TO DO: Search the records for "name". Copy every line where it appears.

(Stored dataset items)
■ ■ ■ ■ ■ ■ ■
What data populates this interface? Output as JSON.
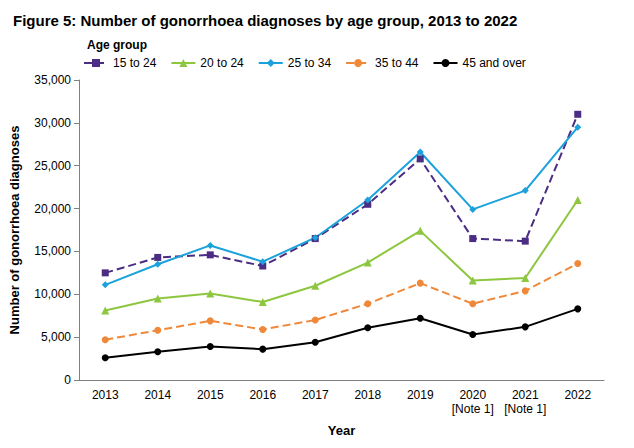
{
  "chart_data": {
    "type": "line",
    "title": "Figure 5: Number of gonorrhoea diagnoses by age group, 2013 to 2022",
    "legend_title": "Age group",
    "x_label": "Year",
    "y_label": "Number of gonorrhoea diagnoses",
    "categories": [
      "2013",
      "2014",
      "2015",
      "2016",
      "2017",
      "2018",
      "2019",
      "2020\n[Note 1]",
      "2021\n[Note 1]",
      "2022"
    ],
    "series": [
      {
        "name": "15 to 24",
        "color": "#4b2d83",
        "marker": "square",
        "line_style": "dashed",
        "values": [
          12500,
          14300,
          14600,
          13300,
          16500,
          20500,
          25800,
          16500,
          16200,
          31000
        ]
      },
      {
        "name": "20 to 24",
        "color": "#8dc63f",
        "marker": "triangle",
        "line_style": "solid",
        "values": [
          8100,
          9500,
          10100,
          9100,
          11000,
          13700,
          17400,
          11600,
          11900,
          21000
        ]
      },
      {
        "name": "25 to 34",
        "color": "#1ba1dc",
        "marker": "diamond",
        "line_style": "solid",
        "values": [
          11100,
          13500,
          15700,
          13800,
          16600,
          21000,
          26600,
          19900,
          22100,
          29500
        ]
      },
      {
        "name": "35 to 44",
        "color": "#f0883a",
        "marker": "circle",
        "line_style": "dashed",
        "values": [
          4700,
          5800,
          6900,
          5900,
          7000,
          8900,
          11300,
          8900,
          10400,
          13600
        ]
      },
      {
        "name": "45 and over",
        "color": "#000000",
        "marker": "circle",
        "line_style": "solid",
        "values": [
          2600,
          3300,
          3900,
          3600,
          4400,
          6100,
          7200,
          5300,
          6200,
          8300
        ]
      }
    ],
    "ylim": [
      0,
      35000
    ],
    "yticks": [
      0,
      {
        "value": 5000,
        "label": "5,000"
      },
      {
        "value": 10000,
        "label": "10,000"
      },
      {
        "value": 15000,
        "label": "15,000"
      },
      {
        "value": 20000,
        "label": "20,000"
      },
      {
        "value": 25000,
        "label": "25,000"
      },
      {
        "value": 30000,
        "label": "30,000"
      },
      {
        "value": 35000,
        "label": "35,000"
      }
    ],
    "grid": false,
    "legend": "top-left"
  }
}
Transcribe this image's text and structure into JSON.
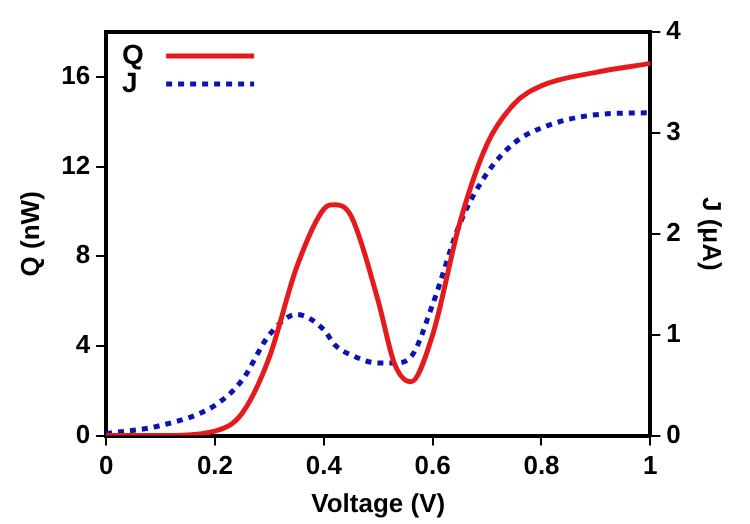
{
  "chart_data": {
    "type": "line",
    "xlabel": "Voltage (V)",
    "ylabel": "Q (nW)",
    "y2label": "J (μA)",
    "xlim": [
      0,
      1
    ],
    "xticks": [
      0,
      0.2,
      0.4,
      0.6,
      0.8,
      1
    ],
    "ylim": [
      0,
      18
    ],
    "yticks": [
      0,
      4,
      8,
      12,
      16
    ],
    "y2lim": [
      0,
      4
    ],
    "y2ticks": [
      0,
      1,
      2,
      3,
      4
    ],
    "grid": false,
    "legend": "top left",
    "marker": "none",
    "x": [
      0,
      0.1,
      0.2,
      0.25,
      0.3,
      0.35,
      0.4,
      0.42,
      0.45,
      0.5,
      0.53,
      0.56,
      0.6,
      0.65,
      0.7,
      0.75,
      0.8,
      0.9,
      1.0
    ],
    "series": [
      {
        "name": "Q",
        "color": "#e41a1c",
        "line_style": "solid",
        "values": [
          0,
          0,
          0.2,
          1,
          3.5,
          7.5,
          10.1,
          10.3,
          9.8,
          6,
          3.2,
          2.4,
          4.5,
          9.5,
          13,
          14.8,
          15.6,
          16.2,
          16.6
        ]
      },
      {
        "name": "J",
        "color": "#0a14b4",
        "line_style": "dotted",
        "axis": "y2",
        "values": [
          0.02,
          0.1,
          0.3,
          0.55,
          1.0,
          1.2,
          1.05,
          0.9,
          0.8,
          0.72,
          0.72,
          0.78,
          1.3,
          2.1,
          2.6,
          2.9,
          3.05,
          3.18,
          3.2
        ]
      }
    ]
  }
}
■ ■ ■ ■ ■ ■ ■
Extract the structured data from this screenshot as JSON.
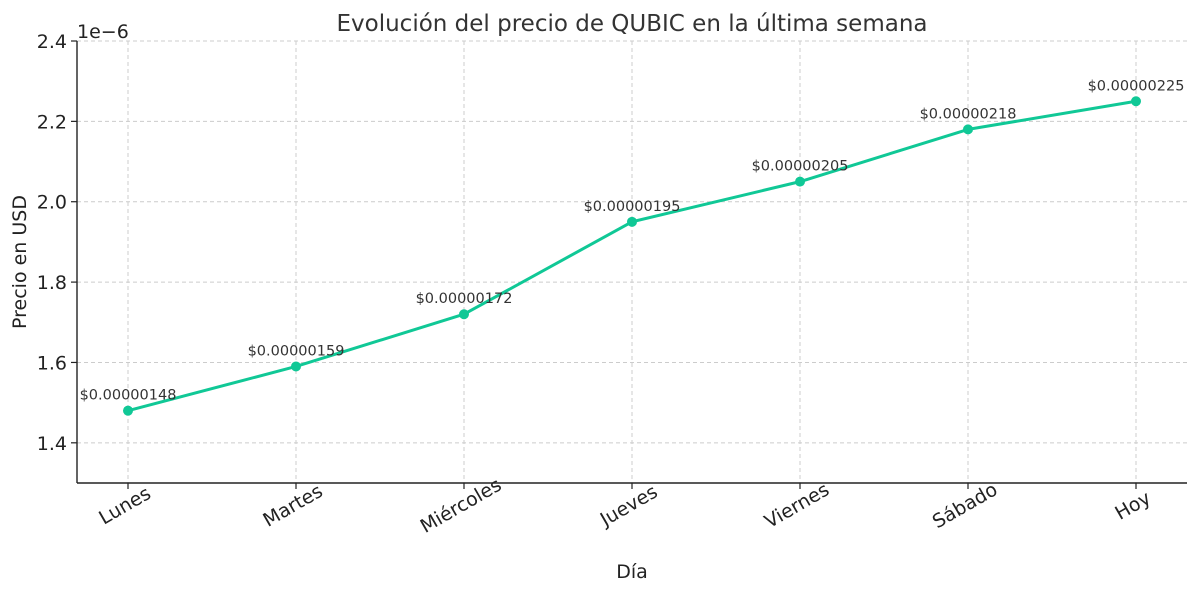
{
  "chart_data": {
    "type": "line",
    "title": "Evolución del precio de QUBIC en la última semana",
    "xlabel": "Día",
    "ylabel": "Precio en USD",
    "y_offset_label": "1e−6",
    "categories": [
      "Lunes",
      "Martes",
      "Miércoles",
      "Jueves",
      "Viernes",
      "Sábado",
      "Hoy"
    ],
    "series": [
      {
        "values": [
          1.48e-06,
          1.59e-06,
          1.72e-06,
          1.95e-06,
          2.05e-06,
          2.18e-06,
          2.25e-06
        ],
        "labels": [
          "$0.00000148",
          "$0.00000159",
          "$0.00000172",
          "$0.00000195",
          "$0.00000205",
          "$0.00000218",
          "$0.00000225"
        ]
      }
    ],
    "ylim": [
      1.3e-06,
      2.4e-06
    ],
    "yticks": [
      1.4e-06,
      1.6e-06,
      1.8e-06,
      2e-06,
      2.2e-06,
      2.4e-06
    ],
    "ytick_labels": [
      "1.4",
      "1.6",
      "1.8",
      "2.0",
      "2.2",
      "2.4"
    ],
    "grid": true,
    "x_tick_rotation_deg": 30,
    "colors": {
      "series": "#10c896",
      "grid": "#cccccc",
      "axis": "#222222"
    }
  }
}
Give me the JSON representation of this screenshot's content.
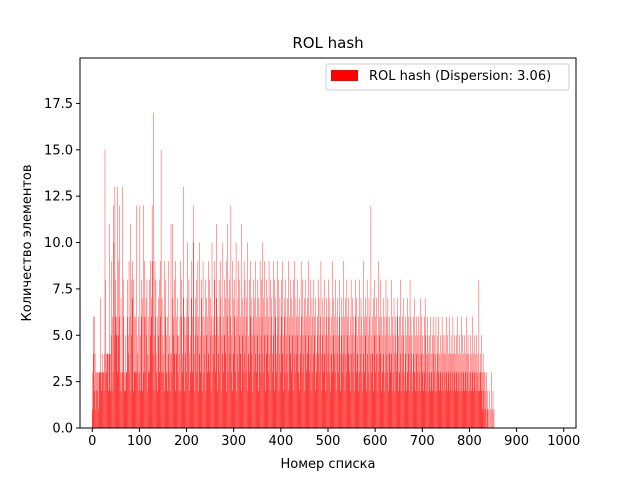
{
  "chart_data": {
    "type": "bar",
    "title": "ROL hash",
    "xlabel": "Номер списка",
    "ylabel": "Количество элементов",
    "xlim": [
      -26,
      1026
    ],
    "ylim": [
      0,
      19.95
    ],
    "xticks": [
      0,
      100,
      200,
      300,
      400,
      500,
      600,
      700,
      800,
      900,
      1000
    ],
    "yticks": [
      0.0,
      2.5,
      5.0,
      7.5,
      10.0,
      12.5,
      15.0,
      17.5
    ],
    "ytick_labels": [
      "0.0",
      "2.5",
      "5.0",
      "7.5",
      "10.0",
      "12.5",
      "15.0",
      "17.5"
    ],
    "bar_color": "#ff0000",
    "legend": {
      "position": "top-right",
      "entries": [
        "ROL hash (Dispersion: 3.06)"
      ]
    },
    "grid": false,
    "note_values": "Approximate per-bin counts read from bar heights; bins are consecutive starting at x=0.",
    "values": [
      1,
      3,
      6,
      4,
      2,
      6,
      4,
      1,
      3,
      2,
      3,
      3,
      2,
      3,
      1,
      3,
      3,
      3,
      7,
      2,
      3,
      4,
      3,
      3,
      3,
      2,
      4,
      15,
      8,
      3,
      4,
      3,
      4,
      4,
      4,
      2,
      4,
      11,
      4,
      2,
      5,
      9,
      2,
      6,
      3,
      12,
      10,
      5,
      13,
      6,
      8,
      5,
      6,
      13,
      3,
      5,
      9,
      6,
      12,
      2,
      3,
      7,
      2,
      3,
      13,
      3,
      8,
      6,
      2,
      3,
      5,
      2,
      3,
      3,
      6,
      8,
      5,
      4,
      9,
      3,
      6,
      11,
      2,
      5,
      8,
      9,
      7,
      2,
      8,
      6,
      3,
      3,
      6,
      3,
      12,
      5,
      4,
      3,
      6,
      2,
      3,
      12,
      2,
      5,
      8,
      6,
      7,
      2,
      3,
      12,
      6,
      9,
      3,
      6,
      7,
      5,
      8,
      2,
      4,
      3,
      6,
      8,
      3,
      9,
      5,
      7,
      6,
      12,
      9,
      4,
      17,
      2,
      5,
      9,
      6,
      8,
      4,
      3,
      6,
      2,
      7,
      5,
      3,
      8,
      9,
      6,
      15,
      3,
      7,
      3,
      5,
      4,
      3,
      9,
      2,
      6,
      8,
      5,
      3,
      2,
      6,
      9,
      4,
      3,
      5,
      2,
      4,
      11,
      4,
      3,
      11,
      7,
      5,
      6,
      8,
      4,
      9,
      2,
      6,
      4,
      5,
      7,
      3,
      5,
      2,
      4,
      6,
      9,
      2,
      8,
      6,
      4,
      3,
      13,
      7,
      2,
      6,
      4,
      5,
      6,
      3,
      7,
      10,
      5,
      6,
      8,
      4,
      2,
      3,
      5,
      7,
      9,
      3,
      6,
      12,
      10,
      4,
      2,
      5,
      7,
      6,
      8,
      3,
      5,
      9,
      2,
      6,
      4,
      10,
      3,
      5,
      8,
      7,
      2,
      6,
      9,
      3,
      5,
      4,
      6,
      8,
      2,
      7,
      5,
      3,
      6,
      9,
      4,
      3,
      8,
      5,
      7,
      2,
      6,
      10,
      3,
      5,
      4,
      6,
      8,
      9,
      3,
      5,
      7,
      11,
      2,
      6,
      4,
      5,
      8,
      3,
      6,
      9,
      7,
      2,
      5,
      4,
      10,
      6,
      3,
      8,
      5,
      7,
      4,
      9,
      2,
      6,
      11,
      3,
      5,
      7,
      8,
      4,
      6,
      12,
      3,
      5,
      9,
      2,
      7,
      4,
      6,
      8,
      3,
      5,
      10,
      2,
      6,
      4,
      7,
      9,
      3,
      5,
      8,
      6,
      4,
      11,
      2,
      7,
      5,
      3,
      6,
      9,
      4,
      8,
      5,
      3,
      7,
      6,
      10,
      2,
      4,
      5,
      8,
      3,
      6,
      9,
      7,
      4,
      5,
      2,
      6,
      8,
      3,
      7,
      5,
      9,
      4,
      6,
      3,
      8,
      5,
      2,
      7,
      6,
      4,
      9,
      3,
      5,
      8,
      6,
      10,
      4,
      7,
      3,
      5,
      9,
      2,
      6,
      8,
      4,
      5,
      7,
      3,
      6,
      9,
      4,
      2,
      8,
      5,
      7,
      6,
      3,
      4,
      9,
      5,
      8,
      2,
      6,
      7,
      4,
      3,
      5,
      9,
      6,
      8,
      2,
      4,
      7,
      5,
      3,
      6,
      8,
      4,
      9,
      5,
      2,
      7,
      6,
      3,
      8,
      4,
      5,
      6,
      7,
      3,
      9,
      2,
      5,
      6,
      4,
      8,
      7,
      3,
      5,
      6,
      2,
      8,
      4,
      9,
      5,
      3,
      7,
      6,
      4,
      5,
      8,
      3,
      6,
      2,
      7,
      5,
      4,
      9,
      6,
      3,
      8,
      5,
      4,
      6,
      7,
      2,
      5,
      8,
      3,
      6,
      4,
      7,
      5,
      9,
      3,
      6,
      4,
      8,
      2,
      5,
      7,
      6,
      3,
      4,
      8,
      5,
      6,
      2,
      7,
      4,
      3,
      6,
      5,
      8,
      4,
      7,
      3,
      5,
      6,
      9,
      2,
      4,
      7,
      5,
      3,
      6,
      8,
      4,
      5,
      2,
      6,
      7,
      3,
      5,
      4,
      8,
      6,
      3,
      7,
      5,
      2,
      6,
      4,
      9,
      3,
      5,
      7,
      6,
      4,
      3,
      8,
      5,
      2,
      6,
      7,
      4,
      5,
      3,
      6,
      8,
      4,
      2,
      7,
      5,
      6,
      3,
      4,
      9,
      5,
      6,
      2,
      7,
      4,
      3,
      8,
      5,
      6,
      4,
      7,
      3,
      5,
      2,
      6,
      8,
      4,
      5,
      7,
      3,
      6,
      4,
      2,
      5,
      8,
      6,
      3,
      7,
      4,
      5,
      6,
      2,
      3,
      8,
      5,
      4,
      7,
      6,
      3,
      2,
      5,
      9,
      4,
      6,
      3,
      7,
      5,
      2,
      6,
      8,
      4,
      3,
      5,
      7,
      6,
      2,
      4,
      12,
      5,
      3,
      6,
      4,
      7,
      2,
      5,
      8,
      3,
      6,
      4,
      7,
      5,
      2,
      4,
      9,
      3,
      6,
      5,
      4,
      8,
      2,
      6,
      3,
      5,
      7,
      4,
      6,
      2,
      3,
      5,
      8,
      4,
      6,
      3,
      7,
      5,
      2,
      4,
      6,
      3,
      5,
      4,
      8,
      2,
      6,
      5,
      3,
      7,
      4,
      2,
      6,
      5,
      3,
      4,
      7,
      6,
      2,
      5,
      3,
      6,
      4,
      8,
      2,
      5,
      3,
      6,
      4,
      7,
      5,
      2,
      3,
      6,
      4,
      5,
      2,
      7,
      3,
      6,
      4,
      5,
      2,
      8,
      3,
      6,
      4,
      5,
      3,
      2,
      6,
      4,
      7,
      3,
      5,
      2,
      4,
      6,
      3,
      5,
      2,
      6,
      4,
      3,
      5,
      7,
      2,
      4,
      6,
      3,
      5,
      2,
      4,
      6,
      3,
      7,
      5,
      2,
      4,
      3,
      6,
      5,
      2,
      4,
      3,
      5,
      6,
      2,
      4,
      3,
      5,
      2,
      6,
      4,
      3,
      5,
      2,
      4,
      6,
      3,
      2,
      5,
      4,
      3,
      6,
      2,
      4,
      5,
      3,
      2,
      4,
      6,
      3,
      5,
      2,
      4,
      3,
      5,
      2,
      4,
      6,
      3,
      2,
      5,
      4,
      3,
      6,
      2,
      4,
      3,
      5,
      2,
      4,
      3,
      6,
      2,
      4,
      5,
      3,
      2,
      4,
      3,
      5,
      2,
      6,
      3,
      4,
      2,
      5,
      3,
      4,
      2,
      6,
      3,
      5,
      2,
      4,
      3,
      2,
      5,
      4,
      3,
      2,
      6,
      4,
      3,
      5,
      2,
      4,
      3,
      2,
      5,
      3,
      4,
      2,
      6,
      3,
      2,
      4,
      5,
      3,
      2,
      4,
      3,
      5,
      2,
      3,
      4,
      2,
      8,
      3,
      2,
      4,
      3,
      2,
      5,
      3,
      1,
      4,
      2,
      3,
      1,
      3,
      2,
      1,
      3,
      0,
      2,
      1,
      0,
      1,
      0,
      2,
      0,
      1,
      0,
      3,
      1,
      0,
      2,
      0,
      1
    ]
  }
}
■ ■ ■ ■ ■ ■ ■
COMPLETE RESPONSE:
        "name": "15 to 24",
        "name": "20 to 24",
        "name": "25 to 34",
        "name": "35 to 44",
        "name": "45 and over",
        "name": "Q",
        "name": "J",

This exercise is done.